§ **Directions for this task**
Reproduce all the entries precisely.

┌────────

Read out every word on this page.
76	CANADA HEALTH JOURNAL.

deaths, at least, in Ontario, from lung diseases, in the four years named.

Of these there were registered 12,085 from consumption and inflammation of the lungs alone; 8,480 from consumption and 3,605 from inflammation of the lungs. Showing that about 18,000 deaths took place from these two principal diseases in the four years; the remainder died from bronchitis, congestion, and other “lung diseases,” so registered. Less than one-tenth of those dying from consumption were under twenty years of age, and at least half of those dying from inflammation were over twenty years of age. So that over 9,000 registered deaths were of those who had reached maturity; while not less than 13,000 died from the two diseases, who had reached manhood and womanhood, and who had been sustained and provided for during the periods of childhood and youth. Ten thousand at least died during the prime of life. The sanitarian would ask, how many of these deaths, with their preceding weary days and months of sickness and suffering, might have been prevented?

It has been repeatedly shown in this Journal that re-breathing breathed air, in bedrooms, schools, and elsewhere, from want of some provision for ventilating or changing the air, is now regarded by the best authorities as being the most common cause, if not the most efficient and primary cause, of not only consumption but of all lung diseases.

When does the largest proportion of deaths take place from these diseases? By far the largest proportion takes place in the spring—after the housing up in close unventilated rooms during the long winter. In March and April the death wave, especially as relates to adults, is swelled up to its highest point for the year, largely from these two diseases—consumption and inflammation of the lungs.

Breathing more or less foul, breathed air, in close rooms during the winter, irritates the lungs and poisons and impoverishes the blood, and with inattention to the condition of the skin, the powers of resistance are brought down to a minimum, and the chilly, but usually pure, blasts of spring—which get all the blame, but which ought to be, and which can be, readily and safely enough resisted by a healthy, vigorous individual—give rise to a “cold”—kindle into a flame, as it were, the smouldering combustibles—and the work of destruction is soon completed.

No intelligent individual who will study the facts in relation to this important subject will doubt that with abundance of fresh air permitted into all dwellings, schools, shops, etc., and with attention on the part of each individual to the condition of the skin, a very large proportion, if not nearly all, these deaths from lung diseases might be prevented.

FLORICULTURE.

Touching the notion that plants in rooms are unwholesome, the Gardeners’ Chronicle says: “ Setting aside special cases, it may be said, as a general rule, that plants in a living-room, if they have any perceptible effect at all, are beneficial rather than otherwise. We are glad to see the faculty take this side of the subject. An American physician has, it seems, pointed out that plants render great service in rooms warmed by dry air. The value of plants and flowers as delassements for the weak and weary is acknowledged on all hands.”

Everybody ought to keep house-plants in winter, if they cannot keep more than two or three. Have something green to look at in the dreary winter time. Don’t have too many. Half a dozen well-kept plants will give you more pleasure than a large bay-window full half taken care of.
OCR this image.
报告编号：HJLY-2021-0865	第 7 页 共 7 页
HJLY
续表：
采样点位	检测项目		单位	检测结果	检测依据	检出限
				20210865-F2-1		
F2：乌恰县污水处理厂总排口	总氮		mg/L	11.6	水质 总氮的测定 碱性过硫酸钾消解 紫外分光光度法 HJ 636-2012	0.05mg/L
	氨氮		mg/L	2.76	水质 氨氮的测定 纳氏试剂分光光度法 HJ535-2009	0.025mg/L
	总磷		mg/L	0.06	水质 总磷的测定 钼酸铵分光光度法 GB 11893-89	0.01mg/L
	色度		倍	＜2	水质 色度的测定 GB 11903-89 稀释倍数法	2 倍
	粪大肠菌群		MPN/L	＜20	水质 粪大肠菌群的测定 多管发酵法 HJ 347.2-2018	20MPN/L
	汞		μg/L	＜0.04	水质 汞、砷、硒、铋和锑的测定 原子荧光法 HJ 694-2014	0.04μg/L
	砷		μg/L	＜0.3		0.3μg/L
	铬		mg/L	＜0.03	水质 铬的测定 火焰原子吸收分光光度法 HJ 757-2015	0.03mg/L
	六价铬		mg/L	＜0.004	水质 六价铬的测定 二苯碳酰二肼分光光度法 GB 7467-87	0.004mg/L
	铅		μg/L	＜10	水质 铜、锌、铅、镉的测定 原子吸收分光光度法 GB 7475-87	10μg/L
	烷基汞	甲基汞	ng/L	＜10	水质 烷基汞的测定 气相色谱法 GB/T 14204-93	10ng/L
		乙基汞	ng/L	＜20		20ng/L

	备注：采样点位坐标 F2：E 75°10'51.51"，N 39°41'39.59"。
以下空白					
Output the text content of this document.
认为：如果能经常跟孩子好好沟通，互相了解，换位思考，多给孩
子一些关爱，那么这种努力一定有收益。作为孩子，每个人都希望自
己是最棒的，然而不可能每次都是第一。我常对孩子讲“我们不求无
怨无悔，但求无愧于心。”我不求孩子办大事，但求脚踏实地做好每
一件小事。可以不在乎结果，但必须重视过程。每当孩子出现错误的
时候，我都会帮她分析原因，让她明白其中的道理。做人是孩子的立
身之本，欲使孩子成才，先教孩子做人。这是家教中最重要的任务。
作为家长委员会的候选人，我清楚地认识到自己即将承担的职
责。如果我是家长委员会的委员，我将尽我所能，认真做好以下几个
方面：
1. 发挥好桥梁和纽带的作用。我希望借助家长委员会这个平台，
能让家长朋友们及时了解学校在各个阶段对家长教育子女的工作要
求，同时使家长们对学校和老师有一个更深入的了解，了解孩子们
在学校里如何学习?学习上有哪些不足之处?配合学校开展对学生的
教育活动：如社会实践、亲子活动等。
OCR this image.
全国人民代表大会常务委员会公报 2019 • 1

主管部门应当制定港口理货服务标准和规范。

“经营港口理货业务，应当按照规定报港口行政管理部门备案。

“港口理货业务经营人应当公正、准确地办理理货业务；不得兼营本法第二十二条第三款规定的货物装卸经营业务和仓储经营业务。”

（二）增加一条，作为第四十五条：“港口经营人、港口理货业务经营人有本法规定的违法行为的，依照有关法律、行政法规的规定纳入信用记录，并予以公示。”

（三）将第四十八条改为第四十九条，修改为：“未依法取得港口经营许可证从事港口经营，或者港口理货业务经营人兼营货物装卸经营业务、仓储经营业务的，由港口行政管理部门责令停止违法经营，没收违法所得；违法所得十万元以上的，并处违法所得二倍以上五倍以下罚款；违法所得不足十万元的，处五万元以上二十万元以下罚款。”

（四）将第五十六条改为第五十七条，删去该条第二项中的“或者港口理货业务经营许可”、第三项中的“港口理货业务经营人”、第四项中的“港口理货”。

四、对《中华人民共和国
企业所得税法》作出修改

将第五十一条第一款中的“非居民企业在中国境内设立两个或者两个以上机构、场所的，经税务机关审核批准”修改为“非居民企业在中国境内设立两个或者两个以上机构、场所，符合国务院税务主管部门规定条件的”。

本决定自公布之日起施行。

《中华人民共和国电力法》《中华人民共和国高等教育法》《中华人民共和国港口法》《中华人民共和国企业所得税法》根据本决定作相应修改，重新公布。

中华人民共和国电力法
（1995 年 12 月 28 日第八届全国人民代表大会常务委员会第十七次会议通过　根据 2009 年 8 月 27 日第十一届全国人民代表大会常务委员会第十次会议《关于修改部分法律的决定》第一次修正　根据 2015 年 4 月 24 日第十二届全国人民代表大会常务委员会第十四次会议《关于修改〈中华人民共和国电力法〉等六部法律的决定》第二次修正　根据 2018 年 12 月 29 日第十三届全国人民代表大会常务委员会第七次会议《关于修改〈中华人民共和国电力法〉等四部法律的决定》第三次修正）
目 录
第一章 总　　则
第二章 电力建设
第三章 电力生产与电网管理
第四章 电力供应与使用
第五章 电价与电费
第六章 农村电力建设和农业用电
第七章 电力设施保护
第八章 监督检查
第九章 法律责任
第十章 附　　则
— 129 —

└────────

§ **Worked solution**
Read out every word on this page.
76	CANADA HEALTH JOURNAL.

deaths, at least, in Ontario, from lung diseases, in the four years named.

Of these there were registered 12,085 from consumption and inflammation of the lungs alone; 8,480 from consumption and 3,605 from inflammation of the lungs. Showing that about 18,000 deaths took place from these two principal diseases in the four years; the remainder died from bronchitis, congestion, and other “lung diseases,” so registered. Less than one-tenth of those dying from consumption were under twenty years of age, and at least half of those dying from inflammation were over twenty years of age. So that over 9,000 registered deaths were of those who had reached maturity; while not less than 13,000 died from the two diseases, who had reached manhood and womanhood, and who had been sustained and provided for during the periods of childhood and youth. Ten thousand at least died during the prime of life. The sanitarian would ask, how many of these deaths, with their preceding weary days and months of sickness and suffering, might have been prevented?

It has been repeatedly shown in this Journal that re-breathing breathed air, in bedrooms, schools, and elsewhere, from want of some provision for ventilating or changing the air, is now regarded by the best authorities as being the most common cause, if not the most efficient and primary cause, of not only consumption but of all lung diseases.

When does the largest proportion of deaths take place from these diseases? By far the largest proportion takes place in the spring—after the housing up in close unventilated rooms during the long winter. In March and April the death wave, especially as relates to adults, is swelled up to its highest point for the year, largely from these two diseases—consumption and inflammation of the lungs.

Breathing more or less foul, breathed air, in close rooms during the winter, irritates the lungs and poisons and impoverishes the blood, and with inattention to the condition of the skin, the powers of resistance are brought down to a minimum, and the chilly, but usually pure, blasts of spring—which get all the blame, but which ought to be, and which can be, readily and safely enough resisted by a healthy, vigorous individual—give rise to a “cold”—kindle into a flame, as it were, the smouldering combustibles—and the work of destruction is soon completed.

No intelligent individual who will study the facts in relation to this important subject will doubt that with abundance of fresh air permitted into all dwellings, schools, shops, etc., and with attention on the part of each individual to the condition of the skin, a very large proportion, if not nearly all, these deaths from lung diseases might be prevented.

FLORICULTURE.

Touching the notion that plants in rooms are unwholesome, the Gardeners’ Chronicle says: “ Setting aside special cases, it may be said, as a general rule, that plants in a living-room, if they have any perceptible effect at all, are beneficial rather than otherwise. We are glad to see the faculty take this side of the subject. An American physician has, it seems, pointed out that plants render great service in rooms warmed by dry air. The value of plants and flowers as delassements for the weak and weary is acknowledged on all hands.”

Everybody ought to keep house-plants in winter, if they cannot keep more than two or three. Have something green to look at in the dreary winter time. Don’t have too many. Half a dozen well-kept plants will give you more pleasure than a large bay-window full half taken care of.
OCR this image.
报告编号：HJLY-2021-0865	第 7 页 共 7 页
HJLY
续表：
采样点位	检测项目		单位	检测结果	检测依据	检出限
				20210865-F2-1		
F2：乌恰县污水处理厂总排口	总氮		mg/L	11.6	水质 总氮的测定 碱性过硫酸钾消解 紫外分光光度法 HJ 636-2012	0.05mg/L
	氨氮		mg/L	2.76	水质 氨氮的测定 纳氏试剂分光光度法 HJ535-2009	0.025mg/L
	总磷		mg/L	0.06	水质 总磷的测定 钼酸铵分光光度法 GB 11893-89	0.01mg/L
	色度		倍	＜2	水质 色度的测定 GB 11903-89 稀释倍数法	2 倍
	粪大肠菌群		MPN/L	＜20	水质 粪大肠菌群的测定 多管发酵法 HJ 347.2-2018	20MPN/L
	汞		μg/L	＜0.04	水质 汞、砷、硒、铋和锑的测定 原子荧光法 HJ 694-2014	0.04μg/L
	砷		μg/L	＜0.3		0.3μg/L
	铬		mg/L	＜0.03	水质 铬的测定 火焰原子吸收分光光度法 HJ 757-2015	0.03mg/L
	六价铬		mg/L	＜0.004	水质 六价铬的测定 二苯碳酰二肼分光光度法 GB 7467-87	0.004mg/L
	铅		μg/L	＜10	水质 铜、锌、铅、镉的测定 原子吸收分光光度法 GB 7475-87	10μg/L
	烷基汞	甲基汞	ng/L	＜10	水质 烷基汞的测定 气相色谱法 GB/T 14204-93	10ng/L
		乙基汞	ng/L	＜20		20ng/L

	备注：采样点位坐标 F2：E 75°10'51.51"，N 39°41'39.59"。
以下空白					
Output the text content of this document.
认为：如果能经常跟孩子好好沟通，互相了解，换位思考，多给孩
子一些关爱，那么这种努力一定有收益。作为孩子，每个人都希望自
己是最棒的，然而不可能每次都是第一。我常对孩子讲“我们不求无
怨无悔，但求无愧于心。”我不求孩子办大事，但求脚踏实地做好每
一件小事。可以不在乎结果，但必须重视过程。每当孩子出现错误的
时候，我都会帮她分析原因，让她明白其中的道理。做人是孩子的立
身之本，欲使孩子成才，先教孩子做人。这是家教中最重要的任务。
作为家长委员会的候选人，我清楚地认识到自己即将承担的职
责。如果我是家长委员会的委员，我将尽我所能，认真做好以下几个
方面：
1. 发挥好桥梁和纽带的作用。我希望借助家长委员会这个平台，
能让家长朋友们及时了解学校在各个阶段对家长教育子女的工作要
求，同时使家长们对学校和老师有一个更深入的了解，了解孩子们
在学校里如何学习?学习上有哪些不足之处?配合学校开展对学生的
教育活动：如社会实践、亲子活动等。
OCR this image.
全国人民代表大会常务委员会公报 2019 • 1

主管部门应当制定港口理货服务标准和规范。

“经营港口理货业务，应当按照规定报港口行政管理部门备案。

“港口理货业务经营人应当公正、准确地办理理货业务；不得兼营本法第二十二条第三款规定的货物装卸经营业务和仓储经营业务。”

（二）增加一条，作为第四十五条：“港口经营人、港口理货业务经营人有本法规定的违法行为的，依照有关法律、行政法规的规定纳入信用记录，并予以公示。”

（三）将第四十八条改为第四十九条，修改为：“未依法取得港口经营许可证从事港口经营，或者港口理货业务经营人兼营货物装卸经营业务、仓储经营业务的，由港口行政管理部门责令停止违法经营，没收违法所得；违法所得十万元以上的，并处违法所得二倍以上五倍以下罚款；违法所得不足十万元的，处五万元以上二十万元以下罚款。”

（四）将第五十六条改为第五十七条，删去该条第二项中的“或者港口理货业务经营许可”、第三项中的“港口理货业务经营人”、第四项中的“港口理货”。

四、对《中华人民共和国
企业所得税法》作出修改

将第五十一条第一款中的“非居民企业在中国境内设立两个或者两个以上机构、场所的，经税务机关审核批准”修改为“非居民企业在中国境内设立两个或者两个以上机构、场所，符合国务院税务主管部门规定条件的”。

本决定自公布之日起施行。

《中华人民共和国电力法》《中华人民共和国高等教育法》《中华人民共和国港口法》《中华人民共和国企业所得税法》根据本决定作相应修改，重新公布。

中华人民共和国电力法
（1995 年 12 月 28 日第八届全国人民代表大会常务委员会第十七次会议通过　根据 2009 年 8 月 27 日第十一届全国人民代表大会常务委员会第十次会议《关于修改部分法律的决定》第一次修正　根据 2015 年 4 月 24 日第十二届全国人民代表大会常务委员会第十四次会议《关于修改〈中华人民共和国电力法〉等六部法律的决定》第二次修正　根据 2018 年 12 月 29 日第十三届全国人民代表大会常务委员会第七次会议《关于修改〈中华人民共和国电力法〉等四部法律的决定》第三次修正）
目 录
第一章 总　　则
第二章 电力建设
第三章 电力生产与电网管理
第四章 电力供应与使用
第五章 电价与电费
第六章 农村电力建设和农业用电
第七章 电力设施保护
第八章 监督检查
第九章 法律责任
第十章 附　　则
— 129 —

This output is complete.